What needs to be done: Search the listing below for "Painter". Copy each matching line.

Raw records:
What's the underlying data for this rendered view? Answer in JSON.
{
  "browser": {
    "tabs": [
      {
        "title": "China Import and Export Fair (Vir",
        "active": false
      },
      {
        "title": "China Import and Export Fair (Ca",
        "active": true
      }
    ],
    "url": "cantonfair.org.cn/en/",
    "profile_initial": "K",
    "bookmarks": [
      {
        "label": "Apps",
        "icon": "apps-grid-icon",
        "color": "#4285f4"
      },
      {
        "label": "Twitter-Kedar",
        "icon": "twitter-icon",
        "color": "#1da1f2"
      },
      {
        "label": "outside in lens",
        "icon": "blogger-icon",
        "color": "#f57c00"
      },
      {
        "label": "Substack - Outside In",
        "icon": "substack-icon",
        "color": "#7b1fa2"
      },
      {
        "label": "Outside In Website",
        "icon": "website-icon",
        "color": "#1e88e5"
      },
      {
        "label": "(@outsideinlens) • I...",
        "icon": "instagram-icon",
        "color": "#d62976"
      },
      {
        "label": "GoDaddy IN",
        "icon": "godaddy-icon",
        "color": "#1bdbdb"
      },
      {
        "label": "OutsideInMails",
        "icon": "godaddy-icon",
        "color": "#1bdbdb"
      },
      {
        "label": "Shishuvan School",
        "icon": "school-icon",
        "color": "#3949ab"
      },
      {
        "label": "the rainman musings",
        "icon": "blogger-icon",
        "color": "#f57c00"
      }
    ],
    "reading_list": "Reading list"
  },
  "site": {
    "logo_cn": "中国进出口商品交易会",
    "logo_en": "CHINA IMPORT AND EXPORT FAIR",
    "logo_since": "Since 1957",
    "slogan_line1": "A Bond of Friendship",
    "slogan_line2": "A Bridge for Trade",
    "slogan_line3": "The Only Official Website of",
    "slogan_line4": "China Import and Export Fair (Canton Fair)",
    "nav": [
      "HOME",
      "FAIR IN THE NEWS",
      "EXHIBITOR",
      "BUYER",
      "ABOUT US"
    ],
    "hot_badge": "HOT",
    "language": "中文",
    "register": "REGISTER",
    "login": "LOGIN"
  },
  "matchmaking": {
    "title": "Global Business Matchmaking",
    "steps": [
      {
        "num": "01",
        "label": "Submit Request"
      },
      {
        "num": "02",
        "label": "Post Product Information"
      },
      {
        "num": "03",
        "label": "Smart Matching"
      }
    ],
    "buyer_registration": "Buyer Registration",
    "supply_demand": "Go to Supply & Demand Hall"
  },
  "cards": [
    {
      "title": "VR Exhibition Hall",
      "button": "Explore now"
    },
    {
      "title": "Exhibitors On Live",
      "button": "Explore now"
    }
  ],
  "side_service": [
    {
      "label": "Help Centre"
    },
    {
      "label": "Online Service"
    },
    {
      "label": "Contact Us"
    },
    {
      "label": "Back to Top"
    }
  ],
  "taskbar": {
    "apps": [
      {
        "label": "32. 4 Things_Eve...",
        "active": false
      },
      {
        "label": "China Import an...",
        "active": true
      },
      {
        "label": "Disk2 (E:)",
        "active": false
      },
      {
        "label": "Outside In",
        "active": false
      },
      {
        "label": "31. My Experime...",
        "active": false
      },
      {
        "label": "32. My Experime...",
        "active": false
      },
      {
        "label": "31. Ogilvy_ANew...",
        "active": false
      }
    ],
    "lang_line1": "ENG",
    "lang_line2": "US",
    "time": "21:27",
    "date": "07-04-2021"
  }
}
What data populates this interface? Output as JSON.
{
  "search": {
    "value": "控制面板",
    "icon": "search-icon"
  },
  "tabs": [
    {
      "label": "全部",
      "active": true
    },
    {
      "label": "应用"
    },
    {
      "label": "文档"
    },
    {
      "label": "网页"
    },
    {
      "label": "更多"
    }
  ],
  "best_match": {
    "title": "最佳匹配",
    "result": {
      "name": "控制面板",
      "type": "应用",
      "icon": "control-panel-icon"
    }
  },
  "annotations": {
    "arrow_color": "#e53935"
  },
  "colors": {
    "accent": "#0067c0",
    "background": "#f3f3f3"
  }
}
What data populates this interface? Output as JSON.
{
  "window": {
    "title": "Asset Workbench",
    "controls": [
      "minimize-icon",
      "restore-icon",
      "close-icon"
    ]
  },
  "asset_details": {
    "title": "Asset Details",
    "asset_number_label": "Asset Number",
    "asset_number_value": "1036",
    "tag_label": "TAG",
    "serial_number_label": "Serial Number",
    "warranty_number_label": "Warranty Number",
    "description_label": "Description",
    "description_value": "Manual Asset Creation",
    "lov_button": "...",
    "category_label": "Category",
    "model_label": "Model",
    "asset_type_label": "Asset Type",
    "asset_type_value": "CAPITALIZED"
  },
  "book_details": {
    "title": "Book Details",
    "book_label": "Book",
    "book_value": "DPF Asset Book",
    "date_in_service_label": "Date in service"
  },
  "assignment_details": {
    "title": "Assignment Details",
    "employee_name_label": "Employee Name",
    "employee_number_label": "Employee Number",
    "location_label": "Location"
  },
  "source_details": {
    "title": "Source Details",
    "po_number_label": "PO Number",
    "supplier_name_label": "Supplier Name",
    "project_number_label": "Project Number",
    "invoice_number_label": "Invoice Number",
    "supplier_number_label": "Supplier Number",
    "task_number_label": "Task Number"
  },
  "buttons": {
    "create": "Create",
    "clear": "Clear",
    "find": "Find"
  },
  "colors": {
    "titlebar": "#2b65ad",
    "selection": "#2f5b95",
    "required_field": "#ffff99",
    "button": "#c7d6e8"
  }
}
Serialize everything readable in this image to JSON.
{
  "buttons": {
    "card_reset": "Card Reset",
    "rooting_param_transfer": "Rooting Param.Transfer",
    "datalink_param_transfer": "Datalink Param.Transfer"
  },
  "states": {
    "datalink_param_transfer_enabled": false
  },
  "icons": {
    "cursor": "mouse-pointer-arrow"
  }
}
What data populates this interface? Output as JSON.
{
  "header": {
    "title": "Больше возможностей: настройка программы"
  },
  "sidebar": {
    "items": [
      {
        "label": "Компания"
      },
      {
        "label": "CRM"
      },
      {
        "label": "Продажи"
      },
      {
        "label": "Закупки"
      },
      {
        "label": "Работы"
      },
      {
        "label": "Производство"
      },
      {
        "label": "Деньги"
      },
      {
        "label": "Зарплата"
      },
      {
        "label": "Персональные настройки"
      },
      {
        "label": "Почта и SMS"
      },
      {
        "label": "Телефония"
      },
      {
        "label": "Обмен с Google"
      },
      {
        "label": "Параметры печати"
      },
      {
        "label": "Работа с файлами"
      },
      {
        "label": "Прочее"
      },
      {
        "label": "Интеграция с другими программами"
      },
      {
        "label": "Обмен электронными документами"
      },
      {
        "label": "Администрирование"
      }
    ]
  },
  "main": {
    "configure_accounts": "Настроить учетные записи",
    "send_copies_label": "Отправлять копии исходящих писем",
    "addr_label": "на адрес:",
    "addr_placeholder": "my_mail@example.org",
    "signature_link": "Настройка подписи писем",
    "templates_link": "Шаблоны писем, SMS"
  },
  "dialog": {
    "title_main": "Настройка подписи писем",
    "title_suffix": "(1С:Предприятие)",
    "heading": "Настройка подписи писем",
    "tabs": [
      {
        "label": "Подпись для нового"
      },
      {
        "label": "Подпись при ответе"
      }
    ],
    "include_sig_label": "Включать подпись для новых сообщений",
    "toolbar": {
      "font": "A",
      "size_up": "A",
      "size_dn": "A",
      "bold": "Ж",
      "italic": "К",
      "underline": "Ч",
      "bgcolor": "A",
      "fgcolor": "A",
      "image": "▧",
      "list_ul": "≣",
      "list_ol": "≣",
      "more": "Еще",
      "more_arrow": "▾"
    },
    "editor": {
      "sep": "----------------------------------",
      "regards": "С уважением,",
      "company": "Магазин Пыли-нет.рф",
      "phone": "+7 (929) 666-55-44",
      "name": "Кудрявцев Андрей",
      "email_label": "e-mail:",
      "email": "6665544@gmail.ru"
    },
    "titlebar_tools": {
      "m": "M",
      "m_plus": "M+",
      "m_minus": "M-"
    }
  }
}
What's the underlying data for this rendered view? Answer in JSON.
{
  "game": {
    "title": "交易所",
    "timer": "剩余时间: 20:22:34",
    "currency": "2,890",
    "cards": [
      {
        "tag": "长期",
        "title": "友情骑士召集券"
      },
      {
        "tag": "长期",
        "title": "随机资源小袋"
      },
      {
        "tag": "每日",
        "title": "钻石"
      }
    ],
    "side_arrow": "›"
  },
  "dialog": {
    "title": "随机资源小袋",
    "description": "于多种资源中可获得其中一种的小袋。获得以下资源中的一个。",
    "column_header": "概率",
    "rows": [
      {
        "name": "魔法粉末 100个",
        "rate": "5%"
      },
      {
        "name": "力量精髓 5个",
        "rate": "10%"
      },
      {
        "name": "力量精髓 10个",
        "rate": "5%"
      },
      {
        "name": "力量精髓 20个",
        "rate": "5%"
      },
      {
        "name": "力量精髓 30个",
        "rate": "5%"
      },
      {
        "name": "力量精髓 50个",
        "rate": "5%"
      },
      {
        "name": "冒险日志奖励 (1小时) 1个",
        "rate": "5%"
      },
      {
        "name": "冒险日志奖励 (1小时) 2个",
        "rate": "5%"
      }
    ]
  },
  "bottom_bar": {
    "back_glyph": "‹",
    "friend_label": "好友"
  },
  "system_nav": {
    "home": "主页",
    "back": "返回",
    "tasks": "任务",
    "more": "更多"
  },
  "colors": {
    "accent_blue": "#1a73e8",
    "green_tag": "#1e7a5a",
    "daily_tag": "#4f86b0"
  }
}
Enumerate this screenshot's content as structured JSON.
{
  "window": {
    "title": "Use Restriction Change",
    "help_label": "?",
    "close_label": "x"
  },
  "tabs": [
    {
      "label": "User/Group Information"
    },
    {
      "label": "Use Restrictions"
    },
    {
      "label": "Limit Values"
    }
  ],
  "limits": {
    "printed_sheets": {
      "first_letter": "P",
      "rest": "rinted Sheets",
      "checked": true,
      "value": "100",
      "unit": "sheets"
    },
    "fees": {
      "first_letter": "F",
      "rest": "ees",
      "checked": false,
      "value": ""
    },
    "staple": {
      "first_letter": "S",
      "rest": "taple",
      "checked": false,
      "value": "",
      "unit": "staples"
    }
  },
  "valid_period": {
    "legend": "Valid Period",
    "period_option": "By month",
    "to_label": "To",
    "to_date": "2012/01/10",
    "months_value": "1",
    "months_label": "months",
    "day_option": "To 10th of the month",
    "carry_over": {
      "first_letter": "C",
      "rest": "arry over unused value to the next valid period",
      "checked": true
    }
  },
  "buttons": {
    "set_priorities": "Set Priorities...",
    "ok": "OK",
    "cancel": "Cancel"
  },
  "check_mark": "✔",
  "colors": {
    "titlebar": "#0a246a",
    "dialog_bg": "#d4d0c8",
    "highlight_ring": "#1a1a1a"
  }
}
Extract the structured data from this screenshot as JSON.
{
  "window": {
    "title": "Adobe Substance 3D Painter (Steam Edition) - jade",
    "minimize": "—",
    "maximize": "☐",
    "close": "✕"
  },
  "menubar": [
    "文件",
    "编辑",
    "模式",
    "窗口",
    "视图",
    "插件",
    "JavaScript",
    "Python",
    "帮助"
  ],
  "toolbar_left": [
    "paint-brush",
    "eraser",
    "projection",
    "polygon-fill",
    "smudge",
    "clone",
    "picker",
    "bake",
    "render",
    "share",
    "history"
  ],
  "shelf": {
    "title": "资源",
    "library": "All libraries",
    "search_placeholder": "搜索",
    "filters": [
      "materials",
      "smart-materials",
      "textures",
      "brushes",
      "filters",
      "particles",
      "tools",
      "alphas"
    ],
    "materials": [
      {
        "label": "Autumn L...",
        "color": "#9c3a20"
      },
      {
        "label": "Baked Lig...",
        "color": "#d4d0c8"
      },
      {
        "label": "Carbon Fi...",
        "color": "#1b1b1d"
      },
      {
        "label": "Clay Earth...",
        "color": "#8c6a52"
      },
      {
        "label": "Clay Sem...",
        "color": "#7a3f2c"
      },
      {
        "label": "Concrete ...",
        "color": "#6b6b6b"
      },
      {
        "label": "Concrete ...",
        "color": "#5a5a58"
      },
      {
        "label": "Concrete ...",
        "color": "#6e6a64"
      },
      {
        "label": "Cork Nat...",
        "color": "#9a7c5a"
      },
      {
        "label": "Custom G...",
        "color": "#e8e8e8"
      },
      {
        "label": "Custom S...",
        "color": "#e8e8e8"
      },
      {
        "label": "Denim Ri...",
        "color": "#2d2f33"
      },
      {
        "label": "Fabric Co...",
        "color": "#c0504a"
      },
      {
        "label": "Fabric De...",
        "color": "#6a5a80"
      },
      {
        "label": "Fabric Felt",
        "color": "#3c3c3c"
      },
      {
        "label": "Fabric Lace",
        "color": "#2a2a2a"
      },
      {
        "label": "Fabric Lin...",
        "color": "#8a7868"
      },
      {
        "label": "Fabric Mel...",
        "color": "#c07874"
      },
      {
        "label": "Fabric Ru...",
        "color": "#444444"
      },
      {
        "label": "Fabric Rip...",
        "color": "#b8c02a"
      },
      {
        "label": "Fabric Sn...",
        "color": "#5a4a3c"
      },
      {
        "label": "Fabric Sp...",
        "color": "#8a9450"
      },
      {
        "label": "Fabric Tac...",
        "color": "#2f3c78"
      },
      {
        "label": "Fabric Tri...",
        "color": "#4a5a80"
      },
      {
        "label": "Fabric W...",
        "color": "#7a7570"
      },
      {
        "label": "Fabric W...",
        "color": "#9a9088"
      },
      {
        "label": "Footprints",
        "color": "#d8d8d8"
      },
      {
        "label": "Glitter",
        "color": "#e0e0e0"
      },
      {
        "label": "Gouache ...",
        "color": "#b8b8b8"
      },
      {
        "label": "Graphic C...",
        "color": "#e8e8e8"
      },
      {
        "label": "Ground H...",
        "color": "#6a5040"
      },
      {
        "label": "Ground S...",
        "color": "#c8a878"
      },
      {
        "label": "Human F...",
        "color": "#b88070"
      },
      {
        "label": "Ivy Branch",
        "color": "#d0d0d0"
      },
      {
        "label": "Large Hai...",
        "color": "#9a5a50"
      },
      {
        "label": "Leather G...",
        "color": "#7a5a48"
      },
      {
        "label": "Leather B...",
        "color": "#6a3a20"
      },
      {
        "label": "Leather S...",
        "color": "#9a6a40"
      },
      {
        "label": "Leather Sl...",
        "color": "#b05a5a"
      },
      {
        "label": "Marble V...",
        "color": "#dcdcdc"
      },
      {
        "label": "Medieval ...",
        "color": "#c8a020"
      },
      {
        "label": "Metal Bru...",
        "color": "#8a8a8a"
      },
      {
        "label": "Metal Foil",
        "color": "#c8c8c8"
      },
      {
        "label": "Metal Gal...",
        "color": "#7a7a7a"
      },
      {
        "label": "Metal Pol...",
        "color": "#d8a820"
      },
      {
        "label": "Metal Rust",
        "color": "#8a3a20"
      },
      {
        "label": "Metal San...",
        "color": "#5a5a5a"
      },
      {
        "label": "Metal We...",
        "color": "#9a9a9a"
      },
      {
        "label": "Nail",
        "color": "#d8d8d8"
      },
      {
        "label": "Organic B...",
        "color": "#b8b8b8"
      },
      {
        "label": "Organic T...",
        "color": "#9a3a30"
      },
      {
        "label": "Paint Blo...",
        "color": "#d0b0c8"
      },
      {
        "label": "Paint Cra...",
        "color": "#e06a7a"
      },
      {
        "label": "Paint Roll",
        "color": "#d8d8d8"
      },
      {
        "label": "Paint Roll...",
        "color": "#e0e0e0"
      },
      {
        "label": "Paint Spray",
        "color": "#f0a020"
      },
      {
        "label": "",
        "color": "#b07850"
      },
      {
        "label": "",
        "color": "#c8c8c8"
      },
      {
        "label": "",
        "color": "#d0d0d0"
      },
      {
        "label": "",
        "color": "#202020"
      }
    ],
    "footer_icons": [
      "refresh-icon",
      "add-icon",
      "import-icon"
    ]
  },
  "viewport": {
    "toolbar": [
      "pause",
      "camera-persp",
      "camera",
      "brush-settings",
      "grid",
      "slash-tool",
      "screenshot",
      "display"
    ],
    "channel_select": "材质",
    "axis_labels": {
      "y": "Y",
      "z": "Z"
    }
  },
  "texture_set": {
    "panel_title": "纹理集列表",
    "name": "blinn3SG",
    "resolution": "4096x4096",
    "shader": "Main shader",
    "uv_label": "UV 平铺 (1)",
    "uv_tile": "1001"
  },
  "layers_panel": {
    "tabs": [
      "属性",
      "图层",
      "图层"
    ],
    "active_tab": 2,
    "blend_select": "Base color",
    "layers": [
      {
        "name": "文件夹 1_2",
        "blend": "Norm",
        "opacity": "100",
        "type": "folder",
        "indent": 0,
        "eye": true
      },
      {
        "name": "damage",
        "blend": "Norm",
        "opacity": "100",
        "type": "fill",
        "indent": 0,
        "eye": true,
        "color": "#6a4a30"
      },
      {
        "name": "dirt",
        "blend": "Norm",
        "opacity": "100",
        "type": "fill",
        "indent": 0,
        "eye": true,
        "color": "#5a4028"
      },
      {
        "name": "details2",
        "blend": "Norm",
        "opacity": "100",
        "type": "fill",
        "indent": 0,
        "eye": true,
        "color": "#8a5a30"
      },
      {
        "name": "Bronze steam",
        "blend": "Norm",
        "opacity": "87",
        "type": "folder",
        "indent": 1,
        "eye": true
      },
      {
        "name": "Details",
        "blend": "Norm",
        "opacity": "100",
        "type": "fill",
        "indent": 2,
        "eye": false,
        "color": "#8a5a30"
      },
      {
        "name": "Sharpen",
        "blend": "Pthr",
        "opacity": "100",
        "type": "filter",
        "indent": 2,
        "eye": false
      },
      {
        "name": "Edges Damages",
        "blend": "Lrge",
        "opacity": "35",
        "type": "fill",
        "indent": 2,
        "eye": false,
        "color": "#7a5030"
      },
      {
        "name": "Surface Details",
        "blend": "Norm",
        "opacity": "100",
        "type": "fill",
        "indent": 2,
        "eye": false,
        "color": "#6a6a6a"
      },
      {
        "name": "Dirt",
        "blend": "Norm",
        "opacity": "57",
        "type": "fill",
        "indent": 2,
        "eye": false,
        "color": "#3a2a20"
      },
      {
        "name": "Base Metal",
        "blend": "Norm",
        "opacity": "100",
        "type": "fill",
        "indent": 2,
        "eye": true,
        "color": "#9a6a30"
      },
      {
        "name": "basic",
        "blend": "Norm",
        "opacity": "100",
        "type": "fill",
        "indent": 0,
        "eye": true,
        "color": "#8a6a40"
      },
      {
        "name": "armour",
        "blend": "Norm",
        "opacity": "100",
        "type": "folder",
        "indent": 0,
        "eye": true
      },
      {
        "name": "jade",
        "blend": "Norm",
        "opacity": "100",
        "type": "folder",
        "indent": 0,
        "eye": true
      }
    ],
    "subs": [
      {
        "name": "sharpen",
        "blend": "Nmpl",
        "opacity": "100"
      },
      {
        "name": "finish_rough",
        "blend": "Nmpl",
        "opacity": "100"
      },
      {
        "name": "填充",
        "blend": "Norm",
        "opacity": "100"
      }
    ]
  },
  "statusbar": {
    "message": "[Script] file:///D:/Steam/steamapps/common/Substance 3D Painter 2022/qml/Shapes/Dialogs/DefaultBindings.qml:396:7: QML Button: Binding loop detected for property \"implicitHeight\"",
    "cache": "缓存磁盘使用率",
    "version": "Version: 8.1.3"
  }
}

Complete output:
    "title": "Adobe Substance 3D Painter (Steam Edition) - jade",
    "message": "[Script] file:///D:/Steam/steamapps/common/Substance 3D Painter 2022/qml/Shapes/Dialogs/DefaultBindings.qml:396:7: QML Button: Binding loop detected for property \"implicitHeight\"",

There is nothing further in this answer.